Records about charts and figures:
+ + +

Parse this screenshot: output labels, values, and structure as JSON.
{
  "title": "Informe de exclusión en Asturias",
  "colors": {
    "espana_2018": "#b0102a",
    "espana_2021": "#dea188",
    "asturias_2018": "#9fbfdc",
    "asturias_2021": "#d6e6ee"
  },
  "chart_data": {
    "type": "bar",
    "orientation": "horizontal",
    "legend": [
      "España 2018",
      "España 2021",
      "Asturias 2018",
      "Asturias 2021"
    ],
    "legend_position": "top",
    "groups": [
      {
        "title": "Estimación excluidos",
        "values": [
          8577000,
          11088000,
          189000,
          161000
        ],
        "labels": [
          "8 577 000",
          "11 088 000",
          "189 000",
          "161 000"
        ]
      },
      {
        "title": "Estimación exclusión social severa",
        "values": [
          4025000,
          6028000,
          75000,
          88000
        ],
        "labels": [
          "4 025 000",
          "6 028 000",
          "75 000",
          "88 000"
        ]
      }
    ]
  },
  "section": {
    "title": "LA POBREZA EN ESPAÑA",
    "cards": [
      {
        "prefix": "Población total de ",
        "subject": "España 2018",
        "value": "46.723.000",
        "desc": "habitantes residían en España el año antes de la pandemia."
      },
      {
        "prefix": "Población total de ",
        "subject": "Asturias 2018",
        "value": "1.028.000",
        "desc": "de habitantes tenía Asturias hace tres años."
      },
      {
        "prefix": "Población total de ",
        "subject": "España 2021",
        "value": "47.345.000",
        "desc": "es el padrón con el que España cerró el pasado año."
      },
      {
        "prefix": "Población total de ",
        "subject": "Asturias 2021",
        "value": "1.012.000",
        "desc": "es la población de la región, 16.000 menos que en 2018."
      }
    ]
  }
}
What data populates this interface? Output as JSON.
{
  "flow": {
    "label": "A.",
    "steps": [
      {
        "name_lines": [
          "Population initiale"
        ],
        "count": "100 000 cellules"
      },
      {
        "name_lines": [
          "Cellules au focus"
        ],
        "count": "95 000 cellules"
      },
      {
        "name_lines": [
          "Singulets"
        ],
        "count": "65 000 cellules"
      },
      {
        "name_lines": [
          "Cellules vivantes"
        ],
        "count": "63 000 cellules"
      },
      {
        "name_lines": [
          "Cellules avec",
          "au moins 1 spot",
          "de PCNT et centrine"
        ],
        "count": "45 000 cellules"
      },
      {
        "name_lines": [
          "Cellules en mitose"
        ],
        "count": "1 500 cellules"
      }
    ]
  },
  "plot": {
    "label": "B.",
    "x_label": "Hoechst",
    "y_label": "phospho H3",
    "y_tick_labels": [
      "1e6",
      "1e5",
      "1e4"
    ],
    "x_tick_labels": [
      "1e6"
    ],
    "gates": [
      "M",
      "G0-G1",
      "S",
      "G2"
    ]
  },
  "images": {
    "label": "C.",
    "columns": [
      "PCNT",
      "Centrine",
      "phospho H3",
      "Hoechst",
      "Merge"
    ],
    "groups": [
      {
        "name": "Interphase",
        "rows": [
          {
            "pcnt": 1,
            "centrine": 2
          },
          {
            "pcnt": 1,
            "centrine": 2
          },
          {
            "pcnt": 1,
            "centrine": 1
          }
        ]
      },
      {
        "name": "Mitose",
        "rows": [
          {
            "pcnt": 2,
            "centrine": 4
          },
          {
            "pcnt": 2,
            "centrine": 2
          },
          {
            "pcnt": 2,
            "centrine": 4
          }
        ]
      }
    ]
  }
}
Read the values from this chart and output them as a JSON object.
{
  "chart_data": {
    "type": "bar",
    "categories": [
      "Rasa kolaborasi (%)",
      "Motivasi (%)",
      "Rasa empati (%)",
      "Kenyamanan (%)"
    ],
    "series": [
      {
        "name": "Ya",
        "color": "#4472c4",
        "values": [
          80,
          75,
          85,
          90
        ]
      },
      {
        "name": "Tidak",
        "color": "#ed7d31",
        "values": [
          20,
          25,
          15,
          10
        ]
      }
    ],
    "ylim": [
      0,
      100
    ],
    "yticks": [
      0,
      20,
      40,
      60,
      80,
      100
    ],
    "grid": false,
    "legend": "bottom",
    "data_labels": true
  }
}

+ + +

▶ [Exercise instructions]:
Retype each record exactly, leaving nothing out.

▶ [Task solution]:
Parse this screenshot: output labels, values, and structure as JSON.
{
  "title": "Informe de exclusión en Asturias",
  "colors": {
    "espana_2018": "#b0102a",
    "espana_2021": "#dea188",
    "asturias_2018": "#9fbfdc",
    "asturias_2021": "#d6e6ee"
  },
  "chart_data": {
    "type": "bar",
    "orientation": "horizontal",
    "legend": [
      "España 2018",
      "España 2021",
      "Asturias 2018",
      "Asturias 2021"
    ],
    "legend_position": "top",
    "groups": [
      {
        "title": "Estimación excluidos",
        "values": [
          8577000,
          11088000,
          189000,
          161000
        ],
        "labels": [
          "8 577 000",
          "11 088 000",
          "189 000",
          "161 000"
        ]
      },
      {
        "title": "Estimación exclusión social severa",
        "values": [
          4025000,
          6028000,
          75000,
          88000
        ],
        "labels": [
          "4 025 000",
          "6 028 000",
          "75 000",
          "88 000"
        ]
      }
    ]
  },
  "section": {
    "title": "LA POBREZA EN ESPAÑA",
    "cards": [
      {
        "prefix": "Población total de ",
        "subject": "España 2018",
        "value": "46.723.000",
        "desc": "habitantes residían en España el año antes de la pandemia."
      },
      {
        "prefix": "Población total de ",
        "subject": "Asturias 2018",
        "value": "1.028.000",
        "desc": "de habitantes tenía Asturias hace tres años."
      },
      {
        "prefix": "Población total de ",
        "subject": "España 2021",
        "value": "47.345.000",
        "desc": "es el padrón con el que España cerró el pasado año."
      },
      {
        "prefix": "Población total de ",
        "subject": "Asturias 2021",
        "value": "1.012.000",
        "desc": "es la población de la región, 16.000 menos que en 2018."
      }
    ]
  }
}
What data populates this interface? Output as JSON.
{
  "flow": {
    "label": "A.",
    "steps": [
      {
        "name_lines": [
          "Population initiale"
        ],
        "count": "100 000 cellules"
      },
      {
        "name_lines": [
          "Cellules au focus"
        ],
        "count": "95 000 cellules"
      },
      {
        "name_lines": [
          "Singulets"
        ],
        "count": "65 000 cellules"
      },
      {
        "name_lines": [
          "Cellules vivantes"
        ],
        "count": "63 000 cellules"
      },
      {
        "name_lines": [
          "Cellules avec",
          "au moins 1 spot",
          "de PCNT et centrine"
        ],
        "count": "45 000 cellules"
      },
      {
        "name_lines": [
          "Cellules en mitose"
        ],
        "count": "1 500 cellules"
      }
    ]
  },
  "plot": {
    "label": "B.",
    "x_label": "Hoechst",
    "y_label": "phospho H3",
    "y_tick_labels": [
      "1e6",
      "1e5",
      "1e4"
    ],
    "x_tick_labels": [
      "1e6"
    ],
    "gates": [
      "M",
      "G0-G1",
      "S",
      "G2"
    ]
  },
  "images": {
    "label": "C.",
    "columns": [
      "PCNT",
      "Centrine",
      "phospho H3",
      "Hoechst",
      "Merge"
    ],
    "groups": [
      {
        "name": "Interphase",
        "rows": [
          {
            "pcnt": 1,
            "centrine": 2
          },
          {
            "pcnt": 1,
            "centrine": 2
          },
          {
            "pcnt": 1,
            "centrine": 1
          }
        ]
      },
      {
        "name": "Mitose",
        "rows": [
          {
            "pcnt": 2,
            "centrine": 4
          },
          {
            "pcnt": 2,
            "centrine": 2
          },
          {
            "pcnt": 2,
            "centrine": 4
          }
        ]
      }
    ]
  }
}
Read the values from this chart and output them as a JSON object.
{
  "chart_data": {
    "type": "bar",
    "categories": [
      "Rasa kolaborasi (%)",
      "Motivasi (%)",
      "Rasa empati (%)",
      "Kenyamanan (%)"
    ],
    "series": [
      {
        "name": "Ya",
        "color": "#4472c4",
        "values": [
          80,
          75,
          85,
          90
        ]
      },
      {
        "name": "Tidak",
        "color": "#ed7d31",
        "values": [
          20,
          25,
          15,
          10
        ]
      }
    ],
    "ylim": [
      0,
      100
    ],
    "yticks": [
      0,
      20,
      40,
      60,
      80,
      100
    ],
    "grid": false,
    "legend": "bottom",
    "data_labels": true
  }
}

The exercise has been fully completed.